### YOUR TASK
Write out the listing in full, matching it word for word.

★ ★ ★

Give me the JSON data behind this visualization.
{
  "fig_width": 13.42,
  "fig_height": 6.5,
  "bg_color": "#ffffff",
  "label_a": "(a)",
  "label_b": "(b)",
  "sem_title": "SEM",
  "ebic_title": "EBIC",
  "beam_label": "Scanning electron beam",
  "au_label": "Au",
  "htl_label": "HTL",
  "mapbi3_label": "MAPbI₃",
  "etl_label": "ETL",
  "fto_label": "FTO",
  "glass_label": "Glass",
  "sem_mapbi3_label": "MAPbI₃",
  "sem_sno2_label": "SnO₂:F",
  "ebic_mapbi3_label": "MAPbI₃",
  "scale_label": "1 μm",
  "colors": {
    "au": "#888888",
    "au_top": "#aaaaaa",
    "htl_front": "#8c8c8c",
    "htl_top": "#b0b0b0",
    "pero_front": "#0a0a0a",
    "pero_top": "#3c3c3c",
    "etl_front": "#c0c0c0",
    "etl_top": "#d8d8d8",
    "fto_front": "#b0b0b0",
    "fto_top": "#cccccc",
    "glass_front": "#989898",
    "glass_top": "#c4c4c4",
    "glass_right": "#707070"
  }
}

★ ★ ★

### RESULT OF THE TASK
Give me the JSON data behind this visualization.
{
  "fig_width": 13.42,
  "fig_height": 6.5,
  "bg_color": "#ffffff",
  "label_a": "(a)",
  "label_b": "(b)",
  "sem_title": "SEM",
  "ebic_title": "EBIC",
  "beam_label": "Scanning electron beam",
  "au_label": "Au",
  "htl_label": "HTL",
  "mapbi3_label": "MAPbI₃",
  "etl_label": "ETL",
  "fto_label": "FTO",
  "glass_label": "Glass",
  "sem_mapbi3_label": "MAPbI₃",
  "sem_sno2_label": "SnO₂:F",
  "ebic_mapbi3_label": "MAPbI₃",
  "scale_label": "1 μm",
  "colors": {
    "au": "#888888",
    "au_top": "#aaaaaa",
    "htl_front": "#8c8c8c",
    "htl_top": "#b0b0b0",
    "pero_front": "#0a0a0a",
    "pero_top": "#3c3c3c",
    "etl_front": "#c0c0c0",
    "etl_top": "#d8d8d8",
    "fto_front": "#b0b0b0",
    "fto_top": "#cccccc",
    "glass_front": "#989898",
    "glass_top": "#c4c4c4",
    "glass_right": "#707070"
  }
}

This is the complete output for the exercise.